[Goal of the exercise]: Give back all the data exactly, line by line.
>> START Provided records
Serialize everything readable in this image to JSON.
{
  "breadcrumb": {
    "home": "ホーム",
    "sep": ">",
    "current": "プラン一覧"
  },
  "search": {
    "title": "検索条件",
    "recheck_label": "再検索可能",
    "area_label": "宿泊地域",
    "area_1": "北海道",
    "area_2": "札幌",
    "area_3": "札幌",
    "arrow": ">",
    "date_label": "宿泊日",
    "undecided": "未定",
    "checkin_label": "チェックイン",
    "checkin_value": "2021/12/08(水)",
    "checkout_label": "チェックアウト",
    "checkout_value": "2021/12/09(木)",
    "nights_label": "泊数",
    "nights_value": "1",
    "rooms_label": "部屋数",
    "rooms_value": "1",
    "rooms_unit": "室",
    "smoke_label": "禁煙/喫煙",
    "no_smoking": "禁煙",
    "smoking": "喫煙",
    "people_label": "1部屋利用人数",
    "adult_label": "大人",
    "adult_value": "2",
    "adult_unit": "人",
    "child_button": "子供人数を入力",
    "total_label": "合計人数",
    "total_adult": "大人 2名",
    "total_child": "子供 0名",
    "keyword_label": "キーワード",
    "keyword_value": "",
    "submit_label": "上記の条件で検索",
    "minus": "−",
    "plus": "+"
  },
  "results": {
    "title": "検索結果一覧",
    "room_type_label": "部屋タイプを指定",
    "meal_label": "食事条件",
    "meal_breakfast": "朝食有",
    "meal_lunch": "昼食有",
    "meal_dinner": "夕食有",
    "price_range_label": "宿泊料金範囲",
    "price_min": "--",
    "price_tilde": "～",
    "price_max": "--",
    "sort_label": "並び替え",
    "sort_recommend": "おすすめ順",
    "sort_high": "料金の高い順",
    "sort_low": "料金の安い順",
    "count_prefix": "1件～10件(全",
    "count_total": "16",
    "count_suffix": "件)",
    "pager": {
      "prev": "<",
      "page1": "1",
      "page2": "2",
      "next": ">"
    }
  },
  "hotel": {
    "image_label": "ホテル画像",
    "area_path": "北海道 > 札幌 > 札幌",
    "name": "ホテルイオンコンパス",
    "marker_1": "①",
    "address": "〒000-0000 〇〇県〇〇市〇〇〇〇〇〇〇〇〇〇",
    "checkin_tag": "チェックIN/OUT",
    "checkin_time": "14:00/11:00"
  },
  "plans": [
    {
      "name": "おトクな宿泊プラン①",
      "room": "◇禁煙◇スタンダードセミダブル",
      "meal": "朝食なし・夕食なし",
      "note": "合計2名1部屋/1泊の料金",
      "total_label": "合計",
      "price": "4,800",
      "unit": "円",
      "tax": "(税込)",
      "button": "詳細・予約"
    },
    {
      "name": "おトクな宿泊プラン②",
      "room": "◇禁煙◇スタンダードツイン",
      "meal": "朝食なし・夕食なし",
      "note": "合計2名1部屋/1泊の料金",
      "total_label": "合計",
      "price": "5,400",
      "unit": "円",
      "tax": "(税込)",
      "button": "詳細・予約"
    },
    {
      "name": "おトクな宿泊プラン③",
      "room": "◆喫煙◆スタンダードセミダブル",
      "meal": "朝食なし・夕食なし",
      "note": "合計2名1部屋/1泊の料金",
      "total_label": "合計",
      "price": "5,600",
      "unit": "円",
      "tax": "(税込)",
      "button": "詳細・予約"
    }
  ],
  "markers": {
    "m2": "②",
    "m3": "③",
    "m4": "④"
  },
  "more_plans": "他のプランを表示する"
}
>> END Provided records
[Written solution]:
Serialize everything readable in this image to JSON.
{
  "breadcrumb": {
    "home": "ホーム",
    "sep": ">",
    "current": "プラン一覧"
  },
  "search": {
    "title": "検索条件",
    "recheck_label": "再検索可能",
    "area_label": "宿泊地域",
    "area_1": "北海道",
    "area_2": "札幌",
    "area_3": "札幌",
    "arrow": ">",
    "date_label": "宿泊日",
    "undecided": "未定",
    "checkin_label": "チェックイン",
    "checkin_value": "2021/12/08(水)",
    "checkout_label": "チェックアウト",
    "checkout_value": "2021/12/09(木)",
    "nights_label": "泊数",
    "nights_value": "1",
    "rooms_label": "部屋数",
    "rooms_value": "1",
    "rooms_unit": "室",
    "smoke_label": "禁煙/喫煙",
    "no_smoking": "禁煙",
    "smoking": "喫煙",
    "people_label": "1部屋利用人数",
    "adult_label": "大人",
    "adult_value": "2",
    "adult_unit": "人",
    "child_button": "子供人数を入力",
    "total_label": "合計人数",
    "total_adult": "大人 2名",
    "total_child": "子供 0名",
    "keyword_label": "キーワード",
    "keyword_value": "",
    "submit_label": "上記の条件で検索",
    "minus": "−",
    "plus": "+"
  },
  "results": {
    "title": "検索結果一覧",
    "room_type_label": "部屋タイプを指定",
    "meal_label": "食事条件",
    "meal_breakfast": "朝食有",
    "meal_lunch": "昼食有",
    "meal_dinner": "夕食有",
    "price_range_label": "宿泊料金範囲",
    "price_min": "--",
    "price_tilde": "～",
    "price_max": "--",
    "sort_label": "並び替え",
    "sort_recommend": "おすすめ順",
    "sort_high": "料金の高い順",
    "sort_low": "料金の安い順",
    "count_prefix": "1件～10件(全",
    "count_total": "16",
    "count_suffix": "件)",
    "pager": {
      "prev": "<",
      "page1": "1",
      "page2": "2",
      "next": ">"
    }
  },
  "hotel": {
    "image_label": "ホテル画像",
    "area_path": "北海道 > 札幌 > 札幌",
    "name": "ホテルイオンコンパス",
    "marker_1": "①",
    "address": "〒000-0000 〇〇県〇〇市〇〇〇〇〇〇〇〇〇〇",
    "checkin_tag": "チェックIN/OUT",
    "checkin_time": "14:00/11:00"
  },
  "plans": [
    {
      "name": "おトクな宿泊プラン①",
      "room": "◇禁煙◇スタンダードセミダブル",
      "meal": "朝食なし・夕食なし",
      "note": "合計2名1部屋/1泊の料金",
      "total_label": "合計",
      "price": "4,800",
      "unit": "円",
      "tax": "(税込)",
      "button": "詳細・予約"
    },
    {
      "name": "おトクな宿泊プラン②",
      "room": "◇禁煙◇スタンダードツイン",
      "meal": "朝食なし・夕食なし",
      "note": "合計2名1部屋/1泊の料金",
      "total_label": "合計",
      "price": "5,400",
      "unit": "円",
      "tax": "(税込)",
      "button": "詳細・予約"
    },
    {
      "name": "おトクな宿泊プラン③",
      "room": "◆喫煙◆スタンダードセミダブル",
      "meal": "朝食なし・夕食なし",
      "note": "合計2名1部屋/1泊の料金",
      "total_label": "合計",
      "price": "5,600",
      "unit": "円",
      "tax": "(税込)",
      "button": "詳細・予約"
    }
  ],
  "markers": {
    "m2": "②",
    "m3": "③",
    "m4": "④"
  },
  "more_plans": "他のプランを表示する"
}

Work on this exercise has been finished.